Write the data out again in full, with no departure from the original.

========

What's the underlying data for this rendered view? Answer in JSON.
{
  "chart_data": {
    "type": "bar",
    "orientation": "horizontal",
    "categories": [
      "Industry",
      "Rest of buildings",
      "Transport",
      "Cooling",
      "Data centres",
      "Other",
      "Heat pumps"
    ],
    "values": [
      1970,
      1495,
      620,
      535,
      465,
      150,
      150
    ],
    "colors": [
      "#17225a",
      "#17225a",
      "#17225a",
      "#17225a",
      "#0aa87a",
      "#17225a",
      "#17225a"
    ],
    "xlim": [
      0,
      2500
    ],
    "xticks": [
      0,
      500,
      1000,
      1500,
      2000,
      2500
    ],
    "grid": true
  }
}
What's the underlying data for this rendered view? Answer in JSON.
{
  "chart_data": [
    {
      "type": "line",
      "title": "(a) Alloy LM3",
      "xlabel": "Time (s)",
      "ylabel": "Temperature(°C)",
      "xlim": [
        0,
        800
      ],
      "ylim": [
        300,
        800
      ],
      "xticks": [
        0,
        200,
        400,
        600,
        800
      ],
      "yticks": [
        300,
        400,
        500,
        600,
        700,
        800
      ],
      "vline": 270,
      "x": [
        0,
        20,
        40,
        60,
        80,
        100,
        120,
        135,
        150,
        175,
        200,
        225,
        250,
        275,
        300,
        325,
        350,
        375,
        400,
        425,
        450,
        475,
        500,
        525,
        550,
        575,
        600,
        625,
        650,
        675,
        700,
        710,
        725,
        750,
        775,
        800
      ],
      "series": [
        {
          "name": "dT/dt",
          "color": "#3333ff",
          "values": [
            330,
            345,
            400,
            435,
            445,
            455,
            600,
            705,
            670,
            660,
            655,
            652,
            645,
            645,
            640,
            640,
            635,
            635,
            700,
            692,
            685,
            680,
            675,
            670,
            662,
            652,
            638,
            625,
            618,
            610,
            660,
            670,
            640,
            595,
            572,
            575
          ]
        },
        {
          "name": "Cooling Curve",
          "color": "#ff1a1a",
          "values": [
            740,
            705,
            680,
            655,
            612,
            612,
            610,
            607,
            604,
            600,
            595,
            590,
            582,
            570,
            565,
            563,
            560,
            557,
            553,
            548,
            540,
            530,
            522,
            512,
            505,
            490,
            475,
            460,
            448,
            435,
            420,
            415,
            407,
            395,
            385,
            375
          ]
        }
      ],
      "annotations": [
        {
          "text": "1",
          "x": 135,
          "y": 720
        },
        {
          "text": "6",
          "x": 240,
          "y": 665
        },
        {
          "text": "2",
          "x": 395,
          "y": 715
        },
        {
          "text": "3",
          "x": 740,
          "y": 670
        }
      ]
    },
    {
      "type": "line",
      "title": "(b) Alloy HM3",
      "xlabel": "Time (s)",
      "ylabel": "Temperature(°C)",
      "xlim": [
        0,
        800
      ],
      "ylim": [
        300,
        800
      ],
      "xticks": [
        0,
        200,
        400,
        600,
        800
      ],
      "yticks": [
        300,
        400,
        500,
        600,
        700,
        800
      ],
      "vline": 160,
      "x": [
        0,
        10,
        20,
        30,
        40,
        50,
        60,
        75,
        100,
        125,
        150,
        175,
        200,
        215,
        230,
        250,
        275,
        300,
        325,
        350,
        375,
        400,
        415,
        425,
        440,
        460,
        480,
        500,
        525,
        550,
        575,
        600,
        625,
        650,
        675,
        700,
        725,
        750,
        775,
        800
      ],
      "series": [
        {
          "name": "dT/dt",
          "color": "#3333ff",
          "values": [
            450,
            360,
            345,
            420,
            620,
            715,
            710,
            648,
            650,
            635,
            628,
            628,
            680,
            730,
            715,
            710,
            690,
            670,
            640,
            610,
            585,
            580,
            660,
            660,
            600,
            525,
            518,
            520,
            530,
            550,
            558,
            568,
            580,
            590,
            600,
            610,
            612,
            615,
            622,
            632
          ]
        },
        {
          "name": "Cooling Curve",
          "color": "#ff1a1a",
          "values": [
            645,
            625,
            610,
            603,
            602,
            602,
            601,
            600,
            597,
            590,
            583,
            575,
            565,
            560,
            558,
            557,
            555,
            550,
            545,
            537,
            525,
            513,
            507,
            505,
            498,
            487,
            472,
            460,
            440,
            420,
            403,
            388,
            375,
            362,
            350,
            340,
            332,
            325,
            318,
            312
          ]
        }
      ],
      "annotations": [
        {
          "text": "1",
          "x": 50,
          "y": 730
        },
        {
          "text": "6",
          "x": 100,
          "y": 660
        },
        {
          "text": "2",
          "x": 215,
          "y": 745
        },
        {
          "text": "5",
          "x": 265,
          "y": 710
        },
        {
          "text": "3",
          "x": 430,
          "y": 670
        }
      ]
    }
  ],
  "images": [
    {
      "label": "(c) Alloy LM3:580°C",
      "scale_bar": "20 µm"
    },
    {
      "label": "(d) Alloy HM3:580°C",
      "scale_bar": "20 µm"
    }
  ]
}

========

_Exercise solution_:
What's the underlying data for this rendered view? Answer in JSON.
{
  "chart_data": {
    "type": "bar",
    "orientation": "horizontal",
    "categories": [
      "Industry",
      "Rest of buildings",
      "Transport",
      "Cooling",
      "Data centres",
      "Other",
      "Heat pumps"
    ],
    "values": [
      1970,
      1495,
      620,
      535,
      465,
      150,
      150
    ],
    "colors": [
      "#17225a",
      "#17225a",
      "#17225a",
      "#17225a",
      "#0aa87a",
      "#17225a",
      "#17225a"
    ],
    "xlim": [
      0,
      2500
    ],
    "xticks": [
      0,
      500,
      1000,
      1500,
      2000,
      2500
    ],
    "grid": true
  }
}
What's the underlying data for this rendered view? Answer in JSON.
{
  "chart_data": [
    {
      "type": "line",
      "title": "(a) Alloy LM3",
      "xlabel": "Time (s)",
      "ylabel": "Temperature(°C)",
      "xlim": [
        0,
        800
      ],
      "ylim": [
        300,
        800
      ],
      "xticks": [
        0,
        200,
        400,
        600,
        800
      ],
      "yticks": [
        300,
        400,
        500,
        600,
        700,
        800
      ],
      "vline": 270,
      "x": [
        0,
        20,
        40,
        60,
        80,
        100,
        120,
        135,
        150,
        175,
        200,
        225,
        250,
        275,
        300,
        325,
        350,
        375,
        400,
        425,
        450,
        475,
        500,
        525,
        550,
        575,
        600,
        625,
        650,
        675,
        700,
        710,
        725,
        750,
        775,
        800
      ],
      "series": [
        {
          "name": "dT/dt",
          "color": "#3333ff",
          "values": [
            330,
            345,
            400,
            435,
            445,
            455,
            600,
            705,
            670,
            660,
            655,
            652,
            645,
            645,
            640,
            640,
            635,
            635,
            700,
            692,
            685,
            680,
            675,
            670,
            662,
            652,
            638,
            625,
            618,
            610,
            660,
            670,
            640,
            595,
            572,
            575
          ]
        },
        {
          "name": "Cooling Curve",
          "color": "#ff1a1a",
          "values": [
            740,
            705,
            680,
            655,
            612,
            612,
            610,
            607,
            604,
            600,
            595,
            590,
            582,
            570,
            565,
            563,
            560,
            557,
            553,
            548,
            540,
            530,
            522,
            512,
            505,
            490,
            475,
            460,
            448,
            435,
            420,
            415,
            407,
            395,
            385,
            375
          ]
        }
      ],
      "annotations": [
        {
          "text": "1",
          "x": 135,
          "y": 720
        },
        {
          "text": "6",
          "x": 240,
          "y": 665
        },
        {
          "text": "2",
          "x": 395,
          "y": 715
        },
        {
          "text": "3",
          "x": 740,
          "y": 670
        }
      ]
    },
    {
      "type": "line",
      "title": "(b) Alloy HM3",
      "xlabel": "Time (s)",
      "ylabel": "Temperature(°C)",
      "xlim": [
        0,
        800
      ],
      "ylim": [
        300,
        800
      ],
      "xticks": [
        0,
        200,
        400,
        600,
        800
      ],
      "yticks": [
        300,
        400,
        500,
        600,
        700,
        800
      ],
      "vline": 160,
      "x": [
        0,
        10,
        20,
        30,
        40,
        50,
        60,
        75,
        100,
        125,
        150,
        175,
        200,
        215,
        230,
        250,
        275,
        300,
        325,
        350,
        375,
        400,
        415,
        425,
        440,
        460,
        480,
        500,
        525,
        550,
        575,
        600,
        625,
        650,
        675,
        700,
        725,
        750,
        775,
        800
      ],
      "series": [
        {
          "name": "dT/dt",
          "color": "#3333ff",
          "values": [
            450,
            360,
            345,
            420,
            620,
            715,
            710,
            648,
            650,
            635,
            628,
            628,
            680,
            730,
            715,
            710,
            690,
            670,
            640,
            610,
            585,
            580,
            660,
            660,
            600,
            525,
            518,
            520,
            530,
            550,
            558,
            568,
            580,
            590,
            600,
            610,
            612,
            615,
            622,
            632
          ]
        },
        {
          "name": "Cooling Curve",
          "color": "#ff1a1a",
          "values": [
            645,
            625,
            610,
            603,
            602,
            602,
            601,
            600,
            597,
            590,
            583,
            575,
            565,
            560,
            558,
            557,
            555,
            550,
            545,
            537,
            525,
            513,
            507,
            505,
            498,
            487,
            472,
            460,
            440,
            420,
            403,
            388,
            375,
            362,
            350,
            340,
            332,
            325,
            318,
            312
          ]
        }
      ],
      "annotations": [
        {
          "text": "1",
          "x": 50,
          "y": 730
        },
        {
          "text": "6",
          "x": 100,
          "y": 660
        },
        {
          "text": "2",
          "x": 215,
          "y": 745
        },
        {
          "text": "5",
          "x": 265,
          "y": 710
        },
        {
          "text": "3",
          "x": 430,
          "y": 670
        }
      ]
    }
  ],
  "images": [
    {
      "label": "(c) Alloy LM3:580°C",
      "scale_bar": "20 µm"
    },
    {
      "label": "(d) Alloy HM3:580°C",
      "scale_bar": "20 µm"
    }
  ]
}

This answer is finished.